--- Begin Data to process ---
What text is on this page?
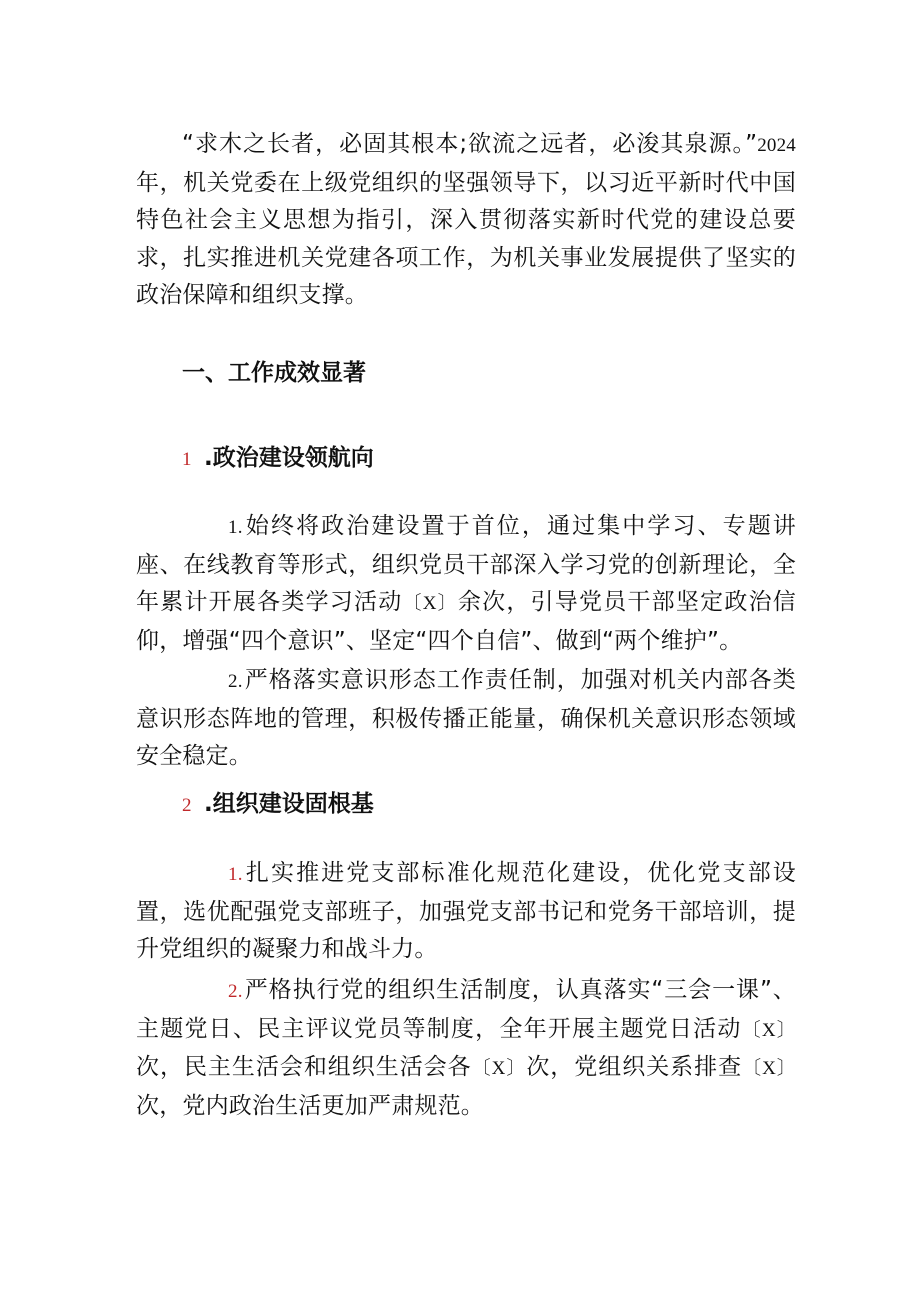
“求木之长者，必固其根本;欲流之远者，必浚其泉源。”2024年，机关党委在上级党组织的坚强领导下，以习近平新时代中国特色社会主义思想为指引，深入贯彻落实新时代党的建设总要求，扎实推进机关党建各项工作，为机关事业发展提供了坚实的政治保障和组织支撑。

一、工作成效显著
1 .政治建设领航向

1.始终将政治建设置于首位，通过集中学习、专题讲座、在线教育等形式，组织党员干部深入学习党的创新理论，全年累计开展各类学习活动〔X〕余次，引导党员干部坚定政治信仰，增强“四个意识”、坚定“四个自信”、做到“两个维护”。

2.严格落实意识形态工作责任制，加强对机关内部各类意识形态阵地的管理，积极传播正能量，确保机关意识形态领域安全稳定。

2 .组织建设固根基

1.扎实推进党支部标准化规范化建设，优化党支部设置，选优配强党支部班子，加强党支部书记和党务干部培训，提升党组织的凝聚力和战斗力。

2.严格执行党的组织生活制度，认真落实“三会一课”、主题党日、民主评议党员等制度，全年开展主题党日活动〔X〕次，民主生活会和组织生活会各〔X〕次，党组织关系排查〔X〕次，党内政治生活更加严肃规范。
--- End Data to process ---
Written request -> Reproduce every entry word for word, but skip any pictures.

The solution ->
What text is on this page?
“求木之长者，必固其根本;欲流之远者，必浚其泉源。”2024年，机关党委在上级党组织的坚强领导下，以习近平新时代中国特色社会主义思想为指引，深入贯彻落实新时代党的建设总要求，扎实推进机关党建各项工作，为机关事业发展提供了坚实的政治保障和组织支撑。

一、工作成效显著
1 .政治建设领航向

1.始终将政治建设置于首位，通过集中学习、专题讲座、在线教育等形式，组织党员干部深入学习党的创新理论，全年累计开展各类学习活动〔X〕余次，引导党员干部坚定政治信仰，增强“四个意识”、坚定“四个自信”、做到“两个维护”。

2.严格落实意识形态工作责任制，加强对机关内部各类意识形态阵地的管理，积极传播正能量，确保机关意识形态领域安全稳定。

2 .组织建设固根基

1.扎实推进党支部标准化规范化建设，优化党支部设置，选优配强党支部班子，加强党支部书记和党务干部培训，提升党组织的凝聚力和战斗力。

2.严格执行党的组织生活制度，认真落实“三会一课”、主题党日、民主评议党员等制度，全年开展主题党日活动〔X〕次，民主生活会和组织生活会各〔X〕次，党组织关系排查〔X〕次，党内政治生活更加严肃规范。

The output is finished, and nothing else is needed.